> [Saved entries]
^^^^^^^^^^^^^^^^

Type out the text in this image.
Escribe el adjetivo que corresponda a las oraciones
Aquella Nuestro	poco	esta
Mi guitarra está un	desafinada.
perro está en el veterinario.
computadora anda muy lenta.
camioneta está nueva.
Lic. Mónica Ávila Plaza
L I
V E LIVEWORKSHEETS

^^^^^^^^^^^^^^^^

> [DIRECTIVE]
Extract each line of the material exactly as it stands.

> [FINAL RESULT]
Type out the text in this image.
Escribe el adjetivo que corresponda a las oraciones
Aquella Nuestro	poco	esta
Mi guitarra está un	desafinada.
perro está en el veterinario.
computadora anda muy lenta.
camioneta está nueva.
Lic. Mónica Ávila Plaza
L I
V E LIVEWORKSHEETS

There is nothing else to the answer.